▶ SET EXERCISE
Search the material below for the string "bars" and extract each line that has it.

▶ PROVIDED DATA
######
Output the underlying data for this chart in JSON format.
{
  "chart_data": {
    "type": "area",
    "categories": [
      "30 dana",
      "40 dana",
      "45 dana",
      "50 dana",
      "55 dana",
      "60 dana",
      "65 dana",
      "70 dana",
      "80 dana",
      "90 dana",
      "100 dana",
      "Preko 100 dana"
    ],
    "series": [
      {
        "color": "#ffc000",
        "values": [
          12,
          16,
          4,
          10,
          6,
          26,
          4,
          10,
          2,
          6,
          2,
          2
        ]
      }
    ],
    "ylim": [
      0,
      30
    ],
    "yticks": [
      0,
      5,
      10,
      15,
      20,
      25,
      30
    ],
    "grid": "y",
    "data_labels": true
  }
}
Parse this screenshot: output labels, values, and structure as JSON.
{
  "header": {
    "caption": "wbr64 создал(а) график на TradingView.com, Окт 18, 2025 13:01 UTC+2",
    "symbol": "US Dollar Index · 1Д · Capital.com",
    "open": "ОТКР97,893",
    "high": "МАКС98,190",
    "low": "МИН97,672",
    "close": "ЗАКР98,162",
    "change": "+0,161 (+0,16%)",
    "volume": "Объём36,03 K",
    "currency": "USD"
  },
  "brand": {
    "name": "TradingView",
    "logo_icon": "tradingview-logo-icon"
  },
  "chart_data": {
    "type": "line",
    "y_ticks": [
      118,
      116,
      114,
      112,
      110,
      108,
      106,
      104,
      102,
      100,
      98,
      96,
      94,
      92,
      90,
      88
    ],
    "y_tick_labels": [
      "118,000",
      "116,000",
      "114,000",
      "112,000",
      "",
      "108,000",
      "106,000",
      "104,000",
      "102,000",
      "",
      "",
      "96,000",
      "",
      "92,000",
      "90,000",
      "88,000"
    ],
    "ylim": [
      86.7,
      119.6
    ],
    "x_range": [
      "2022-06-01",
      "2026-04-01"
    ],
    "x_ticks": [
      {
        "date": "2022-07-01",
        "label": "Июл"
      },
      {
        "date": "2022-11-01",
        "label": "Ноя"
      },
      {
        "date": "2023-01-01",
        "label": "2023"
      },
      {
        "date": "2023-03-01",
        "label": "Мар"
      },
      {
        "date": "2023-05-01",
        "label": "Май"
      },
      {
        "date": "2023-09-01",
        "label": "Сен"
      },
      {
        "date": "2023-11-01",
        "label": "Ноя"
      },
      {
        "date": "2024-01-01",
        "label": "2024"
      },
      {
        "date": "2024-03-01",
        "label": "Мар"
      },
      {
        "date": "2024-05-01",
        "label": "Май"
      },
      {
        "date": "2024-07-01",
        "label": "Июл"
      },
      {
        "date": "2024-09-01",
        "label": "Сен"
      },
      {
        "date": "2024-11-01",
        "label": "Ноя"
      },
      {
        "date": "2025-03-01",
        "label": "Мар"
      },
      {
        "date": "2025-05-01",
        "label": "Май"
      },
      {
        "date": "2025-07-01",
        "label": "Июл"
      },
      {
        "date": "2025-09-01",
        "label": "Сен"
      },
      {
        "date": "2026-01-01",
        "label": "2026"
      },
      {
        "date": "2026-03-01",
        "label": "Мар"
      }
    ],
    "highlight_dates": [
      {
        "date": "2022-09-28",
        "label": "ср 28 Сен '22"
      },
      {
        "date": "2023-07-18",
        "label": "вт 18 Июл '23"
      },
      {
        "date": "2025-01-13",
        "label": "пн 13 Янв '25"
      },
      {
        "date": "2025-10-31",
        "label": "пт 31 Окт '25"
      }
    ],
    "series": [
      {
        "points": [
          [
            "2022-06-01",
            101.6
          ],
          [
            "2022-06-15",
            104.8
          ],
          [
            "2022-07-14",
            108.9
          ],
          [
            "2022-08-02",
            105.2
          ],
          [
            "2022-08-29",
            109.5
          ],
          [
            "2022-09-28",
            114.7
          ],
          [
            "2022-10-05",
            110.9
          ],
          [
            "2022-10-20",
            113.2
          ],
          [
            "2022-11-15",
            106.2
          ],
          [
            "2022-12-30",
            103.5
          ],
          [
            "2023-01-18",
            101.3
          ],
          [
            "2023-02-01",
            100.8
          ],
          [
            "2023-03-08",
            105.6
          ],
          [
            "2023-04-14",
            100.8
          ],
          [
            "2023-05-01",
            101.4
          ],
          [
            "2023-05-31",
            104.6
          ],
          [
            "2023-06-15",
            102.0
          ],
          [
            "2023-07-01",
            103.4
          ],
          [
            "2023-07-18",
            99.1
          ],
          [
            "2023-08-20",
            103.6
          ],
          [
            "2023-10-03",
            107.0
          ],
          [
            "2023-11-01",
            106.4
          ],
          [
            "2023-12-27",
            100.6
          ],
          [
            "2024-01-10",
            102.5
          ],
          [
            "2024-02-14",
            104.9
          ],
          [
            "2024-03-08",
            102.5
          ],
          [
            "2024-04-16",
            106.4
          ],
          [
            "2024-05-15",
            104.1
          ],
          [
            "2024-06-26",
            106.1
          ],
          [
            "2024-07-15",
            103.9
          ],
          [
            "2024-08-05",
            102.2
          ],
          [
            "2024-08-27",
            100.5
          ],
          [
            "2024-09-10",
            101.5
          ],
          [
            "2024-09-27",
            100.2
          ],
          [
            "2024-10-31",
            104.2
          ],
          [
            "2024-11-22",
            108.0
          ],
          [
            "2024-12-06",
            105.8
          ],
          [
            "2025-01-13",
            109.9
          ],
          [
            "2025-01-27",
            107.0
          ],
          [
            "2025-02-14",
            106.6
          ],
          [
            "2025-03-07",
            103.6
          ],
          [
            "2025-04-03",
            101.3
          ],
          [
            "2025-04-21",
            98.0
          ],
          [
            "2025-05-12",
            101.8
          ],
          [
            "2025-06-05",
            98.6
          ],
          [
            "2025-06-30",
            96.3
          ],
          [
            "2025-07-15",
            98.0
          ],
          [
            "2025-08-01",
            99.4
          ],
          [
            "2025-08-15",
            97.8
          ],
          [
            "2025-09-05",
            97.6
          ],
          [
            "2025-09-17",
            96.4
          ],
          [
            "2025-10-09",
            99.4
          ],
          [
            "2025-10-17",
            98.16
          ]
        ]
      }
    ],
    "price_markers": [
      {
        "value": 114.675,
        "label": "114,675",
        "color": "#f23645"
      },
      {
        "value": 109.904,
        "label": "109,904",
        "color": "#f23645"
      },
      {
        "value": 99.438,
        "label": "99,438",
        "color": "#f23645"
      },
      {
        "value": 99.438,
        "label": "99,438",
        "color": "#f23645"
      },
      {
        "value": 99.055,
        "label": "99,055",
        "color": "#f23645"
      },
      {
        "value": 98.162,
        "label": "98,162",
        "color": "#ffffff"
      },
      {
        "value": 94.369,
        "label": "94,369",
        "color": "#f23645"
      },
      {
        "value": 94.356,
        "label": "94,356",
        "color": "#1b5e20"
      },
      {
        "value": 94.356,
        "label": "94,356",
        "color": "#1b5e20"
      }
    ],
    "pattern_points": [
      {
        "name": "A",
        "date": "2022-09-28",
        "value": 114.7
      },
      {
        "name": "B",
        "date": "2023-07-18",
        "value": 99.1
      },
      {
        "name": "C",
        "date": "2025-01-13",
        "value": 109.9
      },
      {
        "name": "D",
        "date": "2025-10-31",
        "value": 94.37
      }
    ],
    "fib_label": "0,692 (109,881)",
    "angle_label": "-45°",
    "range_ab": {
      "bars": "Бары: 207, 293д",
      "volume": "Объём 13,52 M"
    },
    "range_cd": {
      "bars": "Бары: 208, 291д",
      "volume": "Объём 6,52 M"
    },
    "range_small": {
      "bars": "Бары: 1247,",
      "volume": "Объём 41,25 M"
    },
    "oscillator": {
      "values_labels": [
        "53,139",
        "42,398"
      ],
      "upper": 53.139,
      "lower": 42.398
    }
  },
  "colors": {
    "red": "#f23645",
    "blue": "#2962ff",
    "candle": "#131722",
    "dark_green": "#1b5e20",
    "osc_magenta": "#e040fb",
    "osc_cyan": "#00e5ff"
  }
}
######
▶ SOLVED PROBLEM
      "bars": "Бары: 207, 293д",
      "bars": "Бары: 208, 291д",
      "bars": "Бары: 1247,",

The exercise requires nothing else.